- **Available records**
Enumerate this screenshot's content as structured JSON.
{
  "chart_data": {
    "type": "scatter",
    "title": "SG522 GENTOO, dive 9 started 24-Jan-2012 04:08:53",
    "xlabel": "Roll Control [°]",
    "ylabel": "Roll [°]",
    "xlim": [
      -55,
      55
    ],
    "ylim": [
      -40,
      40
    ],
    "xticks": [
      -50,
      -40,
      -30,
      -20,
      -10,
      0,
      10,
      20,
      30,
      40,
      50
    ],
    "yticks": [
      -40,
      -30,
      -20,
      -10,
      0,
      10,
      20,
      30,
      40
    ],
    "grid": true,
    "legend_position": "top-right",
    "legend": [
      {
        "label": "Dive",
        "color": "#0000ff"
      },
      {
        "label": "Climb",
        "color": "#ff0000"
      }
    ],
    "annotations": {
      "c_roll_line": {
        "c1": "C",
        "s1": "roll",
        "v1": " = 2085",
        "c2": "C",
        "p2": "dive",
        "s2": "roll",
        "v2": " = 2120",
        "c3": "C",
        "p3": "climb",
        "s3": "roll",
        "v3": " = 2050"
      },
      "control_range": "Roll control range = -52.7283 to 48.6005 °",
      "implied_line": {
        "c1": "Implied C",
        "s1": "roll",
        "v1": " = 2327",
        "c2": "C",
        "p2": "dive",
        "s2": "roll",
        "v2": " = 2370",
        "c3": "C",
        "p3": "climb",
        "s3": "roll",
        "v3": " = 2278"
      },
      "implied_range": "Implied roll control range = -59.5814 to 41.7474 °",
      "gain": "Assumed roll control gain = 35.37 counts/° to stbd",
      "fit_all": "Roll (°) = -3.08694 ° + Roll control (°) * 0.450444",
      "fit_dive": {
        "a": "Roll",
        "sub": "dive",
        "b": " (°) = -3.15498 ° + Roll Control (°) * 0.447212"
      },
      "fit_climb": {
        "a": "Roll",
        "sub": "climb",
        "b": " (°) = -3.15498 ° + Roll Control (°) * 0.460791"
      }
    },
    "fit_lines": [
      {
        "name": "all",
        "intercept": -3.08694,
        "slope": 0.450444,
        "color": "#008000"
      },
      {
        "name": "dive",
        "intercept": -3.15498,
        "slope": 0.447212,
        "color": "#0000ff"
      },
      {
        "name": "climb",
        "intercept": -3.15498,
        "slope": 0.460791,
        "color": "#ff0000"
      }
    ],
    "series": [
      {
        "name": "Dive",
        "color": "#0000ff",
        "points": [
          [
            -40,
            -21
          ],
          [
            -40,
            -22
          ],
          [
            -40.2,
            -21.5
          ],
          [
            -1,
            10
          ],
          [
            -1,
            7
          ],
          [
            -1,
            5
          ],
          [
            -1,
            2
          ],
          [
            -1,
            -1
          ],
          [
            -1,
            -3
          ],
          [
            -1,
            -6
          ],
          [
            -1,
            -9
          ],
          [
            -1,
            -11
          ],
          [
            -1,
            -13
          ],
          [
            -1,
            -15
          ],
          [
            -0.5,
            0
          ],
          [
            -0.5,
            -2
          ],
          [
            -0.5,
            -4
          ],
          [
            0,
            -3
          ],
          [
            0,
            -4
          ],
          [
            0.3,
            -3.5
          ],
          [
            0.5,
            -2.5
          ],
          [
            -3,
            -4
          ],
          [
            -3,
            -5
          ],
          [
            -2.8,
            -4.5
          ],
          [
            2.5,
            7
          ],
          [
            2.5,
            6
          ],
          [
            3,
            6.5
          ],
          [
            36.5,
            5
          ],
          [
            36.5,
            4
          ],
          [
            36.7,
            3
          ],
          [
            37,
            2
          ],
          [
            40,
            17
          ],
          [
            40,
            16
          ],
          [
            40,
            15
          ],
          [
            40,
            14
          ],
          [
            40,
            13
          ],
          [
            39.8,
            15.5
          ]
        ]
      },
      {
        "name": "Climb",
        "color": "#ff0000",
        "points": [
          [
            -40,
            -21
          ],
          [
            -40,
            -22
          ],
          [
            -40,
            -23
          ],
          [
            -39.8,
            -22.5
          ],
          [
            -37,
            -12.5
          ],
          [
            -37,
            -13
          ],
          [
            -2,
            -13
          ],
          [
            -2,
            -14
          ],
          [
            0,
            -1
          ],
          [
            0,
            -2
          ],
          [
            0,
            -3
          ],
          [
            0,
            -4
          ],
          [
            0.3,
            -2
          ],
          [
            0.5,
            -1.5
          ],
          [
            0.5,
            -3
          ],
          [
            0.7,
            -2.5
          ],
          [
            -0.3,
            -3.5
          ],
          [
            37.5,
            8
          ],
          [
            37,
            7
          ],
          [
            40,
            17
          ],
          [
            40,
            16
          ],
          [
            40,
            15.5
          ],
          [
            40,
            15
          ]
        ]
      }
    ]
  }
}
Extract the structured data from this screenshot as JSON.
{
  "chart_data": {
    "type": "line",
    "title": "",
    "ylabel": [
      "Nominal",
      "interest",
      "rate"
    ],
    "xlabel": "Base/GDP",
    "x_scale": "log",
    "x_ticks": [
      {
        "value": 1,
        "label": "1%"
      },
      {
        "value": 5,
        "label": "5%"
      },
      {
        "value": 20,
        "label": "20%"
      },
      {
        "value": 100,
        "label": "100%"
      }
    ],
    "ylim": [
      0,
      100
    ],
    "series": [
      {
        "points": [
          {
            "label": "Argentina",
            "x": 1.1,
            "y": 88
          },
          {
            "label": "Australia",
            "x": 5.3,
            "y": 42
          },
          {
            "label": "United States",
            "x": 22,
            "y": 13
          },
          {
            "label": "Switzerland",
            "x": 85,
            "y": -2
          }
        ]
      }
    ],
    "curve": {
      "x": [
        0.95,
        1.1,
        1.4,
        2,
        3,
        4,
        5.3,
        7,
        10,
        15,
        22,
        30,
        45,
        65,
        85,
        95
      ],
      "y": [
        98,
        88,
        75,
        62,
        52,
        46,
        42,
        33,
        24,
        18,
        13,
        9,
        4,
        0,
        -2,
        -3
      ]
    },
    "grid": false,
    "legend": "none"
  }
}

- **Given task**
Return the whole listing exactly.

- **Expected answer**
Enumerate this screenshot's content as structured JSON.
{
  "chart_data": {
    "type": "scatter",
    "title": "SG522 GENTOO, dive 9 started 24-Jan-2012 04:08:53",
    "xlabel": "Roll Control [°]",
    "ylabel": "Roll [°]",
    "xlim": [
      -55,
      55
    ],
    "ylim": [
      -40,
      40
    ],
    "xticks": [
      -50,
      -40,
      -30,
      -20,
      -10,
      0,
      10,
      20,
      30,
      40,
      50
    ],
    "yticks": [
      -40,
      -30,
      -20,
      -10,
      0,
      10,
      20,
      30,
      40
    ],
    "grid": true,
    "legend_position": "top-right",
    "legend": [
      {
        "label": "Dive",
        "color": "#0000ff"
      },
      {
        "label": "Climb",
        "color": "#ff0000"
      }
    ],
    "annotations": {
      "c_roll_line": {
        "c1": "C",
        "s1": "roll",
        "v1": " = 2085",
        "c2": "C",
        "p2": "dive",
        "s2": "roll",
        "v2": " = 2120",
        "c3": "C",
        "p3": "climb",
        "s3": "roll",
        "v3": " = 2050"
      },
      "control_range": "Roll control range = -52.7283 to 48.6005 °",
      "implied_line": {
        "c1": "Implied C",
        "s1": "roll",
        "v1": " = 2327",
        "c2": "C",
        "p2": "dive",
        "s2": "roll",
        "v2": " = 2370",
        "c3": "C",
        "p3": "climb",
        "s3": "roll",
        "v3": " = 2278"
      },
      "implied_range": "Implied roll control range = -59.5814 to 41.7474 °",
      "gain": "Assumed roll control gain = 35.37 counts/° to stbd",
      "fit_all": "Roll (°) = -3.08694 ° + Roll control (°) * 0.450444",
      "fit_dive": {
        "a": "Roll",
        "sub": "dive",
        "b": " (°) = -3.15498 ° + Roll Control (°) * 0.447212"
      },
      "fit_climb": {
        "a": "Roll",
        "sub": "climb",
        "b": " (°) = -3.15498 ° + Roll Control (°) * 0.460791"
      }
    },
    "fit_lines": [
      {
        "name": "all",
        "intercept": -3.08694,
        "slope": 0.450444,
        "color": "#008000"
      },
      {
        "name": "dive",
        "intercept": -3.15498,
        "slope": 0.447212,
        "color": "#0000ff"
      },
      {
        "name": "climb",
        "intercept": -3.15498,
        "slope": 0.460791,
        "color": "#ff0000"
      }
    ],
    "series": [
      {
        "name": "Dive",
        "color": "#0000ff",
        "points": [
          [
            -40,
            -21
          ],
          [
            -40,
            -22
          ],
          [
            -40.2,
            -21.5
          ],
          [
            -1,
            10
          ],
          [
            -1,
            7
          ],
          [
            -1,
            5
          ],
          [
            -1,
            2
          ],
          [
            -1,
            -1
          ],
          [
            -1,
            -3
          ],
          [
            -1,
            -6
          ],
          [
            -1,
            -9
          ],
          [
            -1,
            -11
          ],
          [
            -1,
            -13
          ],
          [
            -1,
            -15
          ],
          [
            -0.5,
            0
          ],
          [
            -0.5,
            -2
          ],
          [
            -0.5,
            -4
          ],
          [
            0,
            -3
          ],
          [
            0,
            -4
          ],
          [
            0.3,
            -3.5
          ],
          [
            0.5,
            -2.5
          ],
          [
            -3,
            -4
          ],
          [
            -3,
            -5
          ],
          [
            -2.8,
            -4.5
          ],
          [
            2.5,
            7
          ],
          [
            2.5,
            6
          ],
          [
            3,
            6.5
          ],
          [
            36.5,
            5
          ],
          [
            36.5,
            4
          ],
          [
            36.7,
            3
          ],
          [
            37,
            2
          ],
          [
            40,
            17
          ],
          [
            40,
            16
          ],
          [
            40,
            15
          ],
          [
            40,
            14
          ],
          [
            40,
            13
          ],
          [
            39.8,
            15.5
          ]
        ]
      },
      {
        "name": "Climb",
        "color": "#ff0000",
        "points": [
          [
            -40,
            -21
          ],
          [
            -40,
            -22
          ],
          [
            -40,
            -23
          ],
          [
            -39.8,
            -22.5
          ],
          [
            -37,
            -12.5
          ],
          [
            -37,
            -13
          ],
          [
            -2,
            -13
          ],
          [
            -2,
            -14
          ],
          [
            0,
            -1
          ],
          [
            0,
            -2
          ],
          [
            0,
            -3
          ],
          [
            0,
            -4
          ],
          [
            0.3,
            -2
          ],
          [
            0.5,
            -1.5
          ],
          [
            0.5,
            -3
          ],
          [
            0.7,
            -2.5
          ],
          [
            -0.3,
            -3.5
          ],
          [
            37.5,
            8
          ],
          [
            37,
            7
          ],
          [
            40,
            17
          ],
          [
            40,
            16
          ],
          [
            40,
            15.5
          ],
          [
            40,
            15
          ]
        ]
      }
    ]
  }
}
Extract the structured data from this screenshot as JSON.
{
  "chart_data": {
    "type": "line",
    "title": "",
    "ylabel": [
      "Nominal",
      "interest",
      "rate"
    ],
    "xlabel": "Base/GDP",
    "x_scale": "log",
    "x_ticks": [
      {
        "value": 1,
        "label": "1%"
      },
      {
        "value": 5,
        "label": "5%"
      },
      {
        "value": 20,
        "label": "20%"
      },
      {
        "value": 100,
        "label": "100%"
      }
    ],
    "ylim": [
      0,
      100
    ],
    "series": [
      {
        "points": [
          {
            "label": "Argentina",
            "x": 1.1,
            "y": 88
          },
          {
            "label": "Australia",
            "x": 5.3,
            "y": 42
          },
          {
            "label": "United States",
            "x": 22,
            "y": 13
          },
          {
            "label": "Switzerland",
            "x": 85,
            "y": -2
          }
        ]
      }
    ],
    "curve": {
      "x": [
        0.95,
        1.1,
        1.4,
        2,
        3,
        4,
        5.3,
        7,
        10,
        15,
        22,
        30,
        45,
        65,
        85,
        95
      ],
      "y": [
        98,
        88,
        75,
        62,
        52,
        46,
        42,
        33,
        24,
        18,
        13,
        9,
        4,
        0,
        -2,
        -3
      ]
    },
    "grid": false,
    "legend": "none"
  }
}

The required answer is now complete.